### AIM OF THE TASK
Copy every record exactly, and keep the pictures out.

### SUPPLIED MATERIAL
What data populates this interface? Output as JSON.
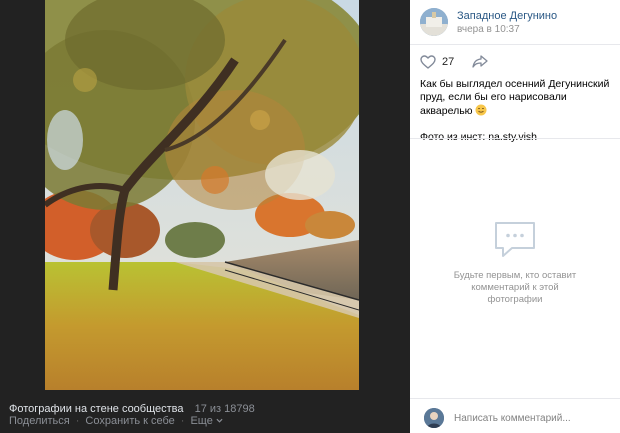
{
  "viewer": {
    "album_label": "Фотографии на стене сообщества",
    "counter": "17 из 18798",
    "share_label": "Поделиться",
    "save_label": "Сохранить к себе",
    "more_label": "Еще"
  },
  "post": {
    "group_name": "Западное Дегунино",
    "time": "вчера в 10:37",
    "likes_count": "27",
    "text_line": "Как бы выглядел осенний Дегунинский пруд, если бы его нарисовали акварелью",
    "source_line": "Фото из инст: na.sty.vish"
  },
  "comments": {
    "empty_text": "Будьте первым, кто оставит комментарий к этой фотографии",
    "input_placeholder": "Написать комментарий..."
  },
  "icons": {
    "like": "heart-icon",
    "share": "share-arrow-icon",
    "comments_empty": "comment-bubble-icon",
    "dropdown": "chevron-down-icon",
    "emoji": "smiling-face-emoji"
  },
  "colors": {
    "viewer_bg": "#222222",
    "link": "#2a5885",
    "muted": "#939393"
  }
}
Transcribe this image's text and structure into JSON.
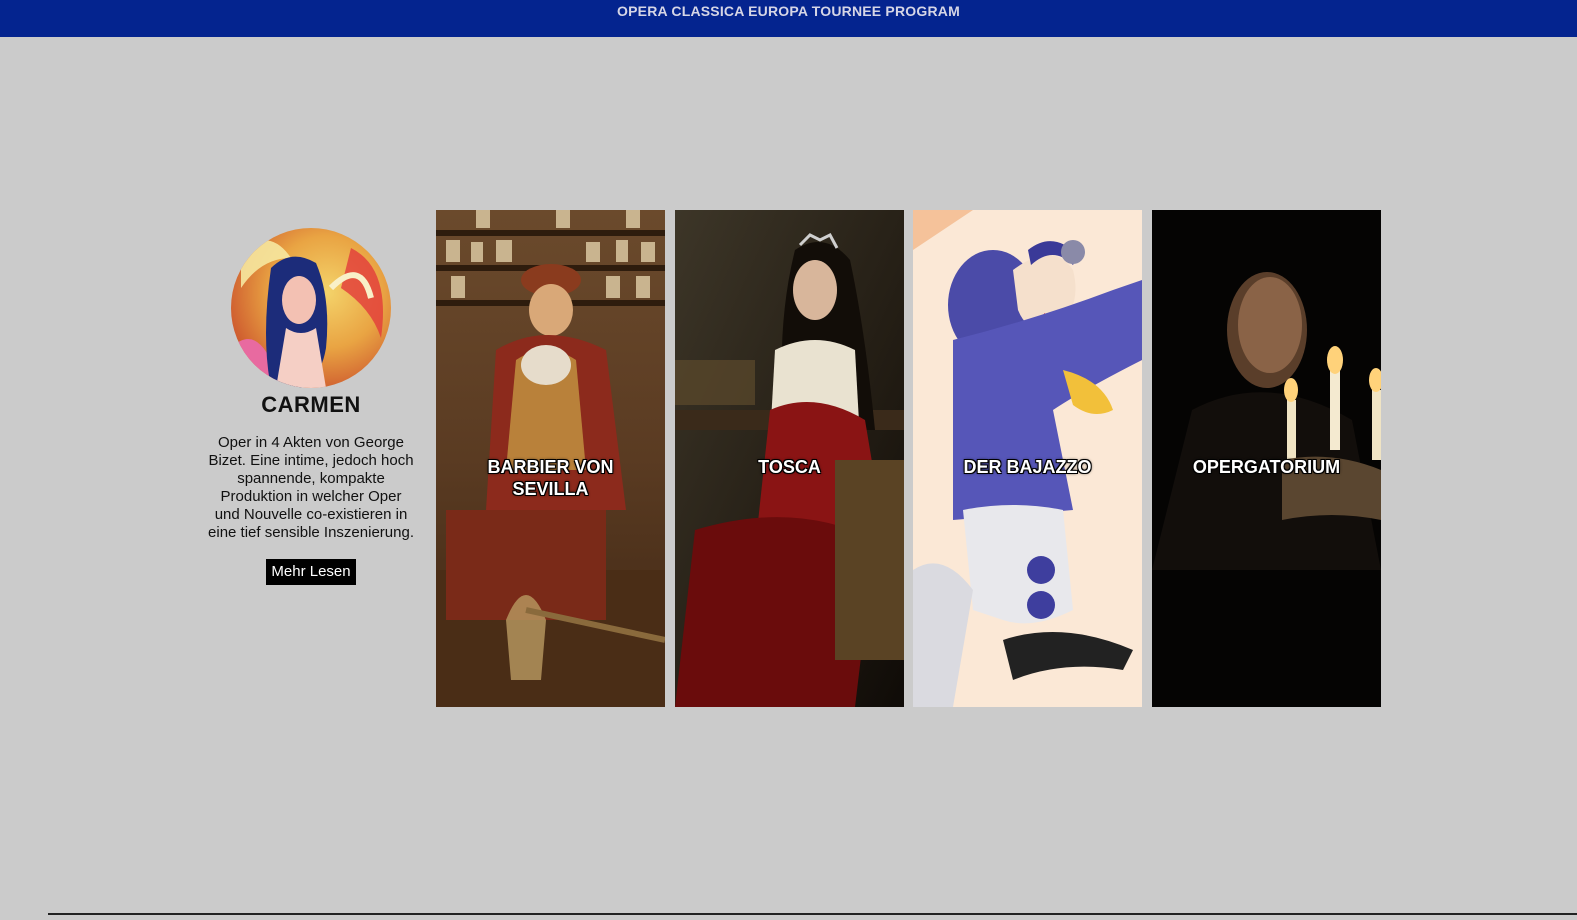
{
  "header": {
    "title": "OPERA CLASSICA EUROPA TOURNEE PROGRAM"
  },
  "featured": {
    "title": "CARMEN",
    "description": "Oper in 4 Akten von George Bizet. Eine intime, jedoch hoch spannende, kompakte Produktion in welcher Oper und Nouvelle co-existieren in eine tief sensible Inszenierung.",
    "button_label": "Mehr Lesen"
  },
  "cards": [
    {
      "label": "BARBIER VON SEVILLA"
    },
    {
      "label": "TOSCA"
    },
    {
      "label": "DER BAJAZZO"
    },
    {
      "label": "OPERGATORIUM"
    }
  ],
  "colors": {
    "header_bg": "#04248f",
    "page_bg": "#cbcbcb",
    "button_bg": "#000000"
  }
}
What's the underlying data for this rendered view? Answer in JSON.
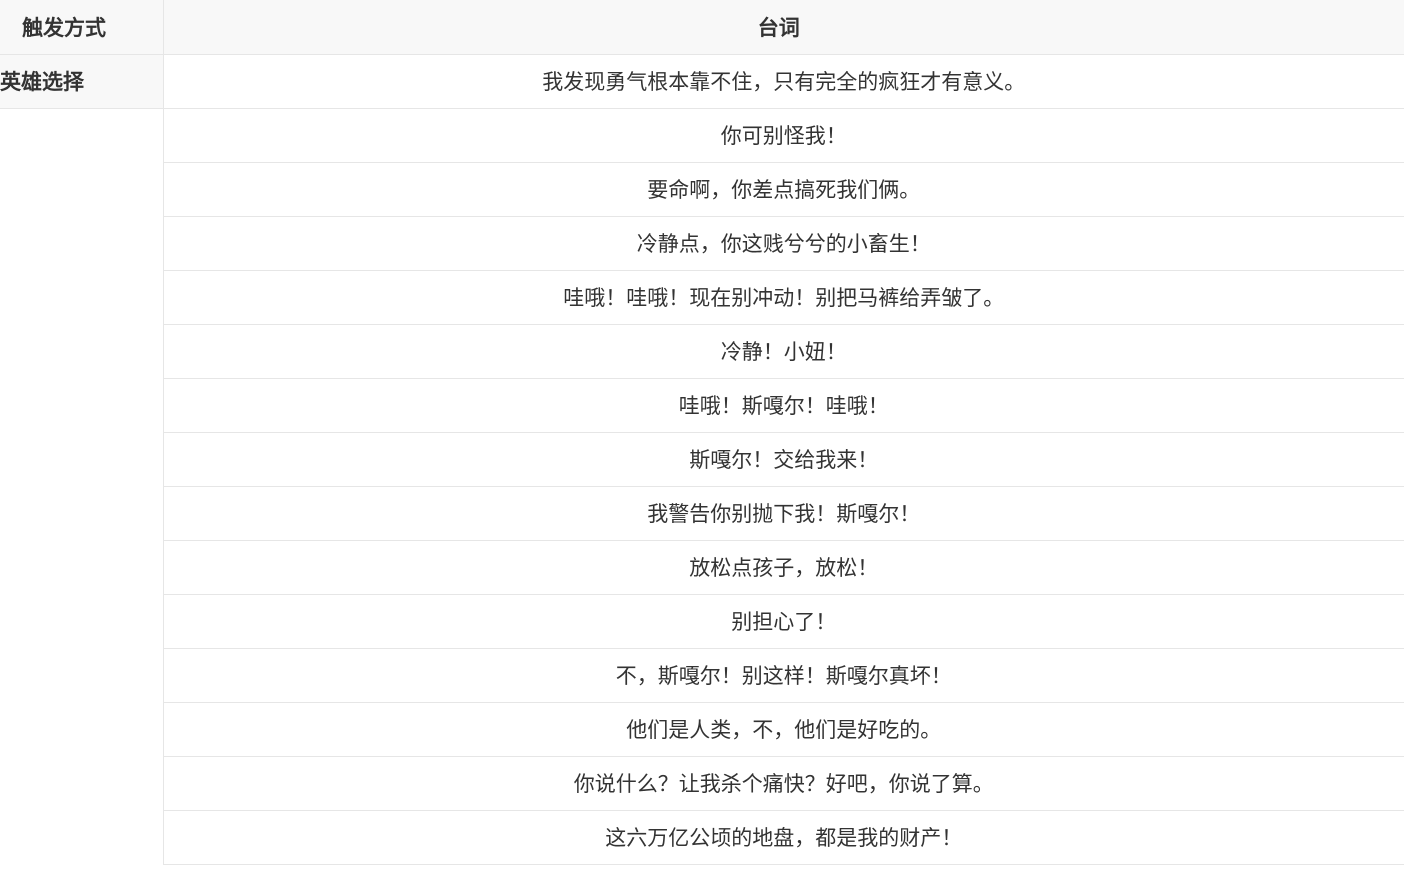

### FULL RESPONSE
What data populates this interface? Output as JSON.
{
  "viewer": {
    "album_label": "Фотографии на стене сообщества",
    "counter": "17 из 18798",
    "share_label": "Поделиться",
    "save_label": "Сохранить к себе",
    "more_label": "Еще"
  },
  "post": {
    "group_name": "Западное Дегунино",
    "time": "вчера в 10:37",
    "likes_count": "27",
    "text_line": "Как бы выглядел осенний Дегунинский пруд, если бы его нарисовали акварелью",
    "source_line": "Фото из инст: na.sty.vish"
  },
  "comments": {
    "empty_text": "Будьте первым, кто оставит комментарий к этой фотографии",
    "input_placeholder": "Написать комментарий..."
  },
  "icons": {
    "like": "heart-icon",
    "share": "share-arrow-icon",
    "comments_empty": "comment-bubble-icon",
    "dropdown": "chevron-down-icon",
    "emoji": "smiling-face-emoji"
  },
  "colors": {
    "viewer_bg": "#222222",
    "link": "#2a5885",
    "muted": "#939393"
  }
}
Transcribe this image's text and structure into JSON.
{
  "header": {
    "title": "OPERA CLASSICA EUROPA TOURNEE PROGRAM"
  },
  "featured": {
    "title": "CARMEN",
    "description": "Oper in 4 Akten von George Bizet. Eine intime, jedoch hoch spannende, kompakte Produktion in welcher Oper und Nouvelle co-existieren in eine tief sensible Inszenierung.",
    "button_label": "Mehr Lesen"
  },
  "cards": [
    {
      "label": "BARBIER VON SEVILLA"
    },
    {
      "label": "TOSCA"
    },
    {
      "label": "DER BAJAZZO"
    },
    {
      "label": "OPERGATORIUM"
    }
  ],
  "colors": {
    "header_bg": "#04248f",
    "page_bg": "#cbcbcb",
    "button_bg": "#000000"
  }
}
What's the underlying data for this rendered view? Answer in JSON.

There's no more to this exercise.